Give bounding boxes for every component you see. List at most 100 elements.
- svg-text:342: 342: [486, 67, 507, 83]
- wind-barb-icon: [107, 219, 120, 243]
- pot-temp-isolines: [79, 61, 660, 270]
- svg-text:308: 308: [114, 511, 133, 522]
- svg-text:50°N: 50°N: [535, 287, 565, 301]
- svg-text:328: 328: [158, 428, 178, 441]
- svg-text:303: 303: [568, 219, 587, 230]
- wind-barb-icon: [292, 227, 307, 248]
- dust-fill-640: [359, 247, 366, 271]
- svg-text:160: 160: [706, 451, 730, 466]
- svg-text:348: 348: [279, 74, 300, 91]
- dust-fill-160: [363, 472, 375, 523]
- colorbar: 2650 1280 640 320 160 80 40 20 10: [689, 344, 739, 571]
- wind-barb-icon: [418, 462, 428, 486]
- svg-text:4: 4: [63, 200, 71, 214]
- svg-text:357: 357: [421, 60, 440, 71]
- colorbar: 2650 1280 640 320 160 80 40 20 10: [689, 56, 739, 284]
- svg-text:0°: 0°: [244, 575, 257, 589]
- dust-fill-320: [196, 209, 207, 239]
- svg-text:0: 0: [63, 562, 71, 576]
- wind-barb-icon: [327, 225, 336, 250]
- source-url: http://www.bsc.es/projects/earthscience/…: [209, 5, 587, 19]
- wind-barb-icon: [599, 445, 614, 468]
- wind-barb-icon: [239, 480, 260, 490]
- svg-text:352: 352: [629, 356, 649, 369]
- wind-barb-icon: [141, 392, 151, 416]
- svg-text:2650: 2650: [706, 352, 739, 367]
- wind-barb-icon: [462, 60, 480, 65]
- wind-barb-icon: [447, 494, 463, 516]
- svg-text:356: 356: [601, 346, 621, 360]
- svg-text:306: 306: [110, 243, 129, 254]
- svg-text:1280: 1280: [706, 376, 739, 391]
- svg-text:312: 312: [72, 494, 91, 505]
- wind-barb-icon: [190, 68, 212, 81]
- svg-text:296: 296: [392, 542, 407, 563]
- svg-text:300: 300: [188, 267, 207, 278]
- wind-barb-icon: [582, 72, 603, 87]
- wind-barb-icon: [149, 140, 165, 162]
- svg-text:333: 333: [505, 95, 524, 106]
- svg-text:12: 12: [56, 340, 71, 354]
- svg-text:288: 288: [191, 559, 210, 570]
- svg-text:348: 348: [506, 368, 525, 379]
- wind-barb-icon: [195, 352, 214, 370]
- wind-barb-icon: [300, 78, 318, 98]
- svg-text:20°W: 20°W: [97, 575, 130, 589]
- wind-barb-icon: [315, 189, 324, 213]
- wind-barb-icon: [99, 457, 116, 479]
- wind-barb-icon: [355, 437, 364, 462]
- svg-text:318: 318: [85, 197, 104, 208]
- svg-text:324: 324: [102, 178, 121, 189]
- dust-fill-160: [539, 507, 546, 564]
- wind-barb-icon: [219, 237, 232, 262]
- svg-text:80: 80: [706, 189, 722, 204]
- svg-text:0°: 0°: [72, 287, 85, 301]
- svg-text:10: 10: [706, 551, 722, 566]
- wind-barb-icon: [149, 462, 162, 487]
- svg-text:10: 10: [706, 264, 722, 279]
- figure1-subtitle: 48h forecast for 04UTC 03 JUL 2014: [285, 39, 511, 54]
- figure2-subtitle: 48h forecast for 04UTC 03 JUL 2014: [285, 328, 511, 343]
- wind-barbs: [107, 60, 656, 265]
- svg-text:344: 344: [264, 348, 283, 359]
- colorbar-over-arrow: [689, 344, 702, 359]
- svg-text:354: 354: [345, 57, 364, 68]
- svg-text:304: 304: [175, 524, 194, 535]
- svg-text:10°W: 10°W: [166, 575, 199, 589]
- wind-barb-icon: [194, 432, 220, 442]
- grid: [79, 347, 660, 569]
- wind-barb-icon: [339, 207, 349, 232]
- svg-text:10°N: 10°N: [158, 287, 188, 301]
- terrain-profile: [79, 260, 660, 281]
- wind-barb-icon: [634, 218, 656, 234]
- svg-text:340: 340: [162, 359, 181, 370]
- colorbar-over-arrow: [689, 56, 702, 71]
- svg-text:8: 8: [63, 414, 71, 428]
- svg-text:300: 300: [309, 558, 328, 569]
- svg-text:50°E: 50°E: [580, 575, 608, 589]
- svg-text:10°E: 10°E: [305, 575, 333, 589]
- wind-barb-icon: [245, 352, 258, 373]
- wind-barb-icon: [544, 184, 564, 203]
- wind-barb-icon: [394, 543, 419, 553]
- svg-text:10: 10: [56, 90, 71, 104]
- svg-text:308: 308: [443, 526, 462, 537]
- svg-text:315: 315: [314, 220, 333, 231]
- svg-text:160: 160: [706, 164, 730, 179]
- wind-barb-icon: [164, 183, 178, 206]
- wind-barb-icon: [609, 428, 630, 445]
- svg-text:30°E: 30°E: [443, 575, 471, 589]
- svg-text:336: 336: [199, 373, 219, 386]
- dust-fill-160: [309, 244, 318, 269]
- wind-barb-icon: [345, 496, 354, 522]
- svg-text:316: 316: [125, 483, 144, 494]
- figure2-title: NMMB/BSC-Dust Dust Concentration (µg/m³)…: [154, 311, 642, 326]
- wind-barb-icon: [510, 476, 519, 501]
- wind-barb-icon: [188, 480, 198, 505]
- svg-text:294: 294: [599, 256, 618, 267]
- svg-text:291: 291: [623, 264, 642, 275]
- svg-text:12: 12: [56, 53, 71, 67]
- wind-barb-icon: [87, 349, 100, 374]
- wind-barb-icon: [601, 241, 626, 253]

◆ Task brief ◆
Reproduce verbatim the part of the entries that opens with the first line and closes with the line containing "- svg-text:50°N: 50°N: [535, 287, 565, 301]". Include both of these lines.

◆ Completed task ◆
Give bounding boxes for every component you see. List at most 100 elements.
- svg-text:342: 342: [486, 67, 507, 83]
- wind-barb-icon: [107, 219, 120, 243]
- pot-temp-isolines: [79, 61, 660, 270]
- svg-text:308: 308: [114, 511, 133, 522]
- svg-text:50°N: 50°N: [535, 287, 565, 301]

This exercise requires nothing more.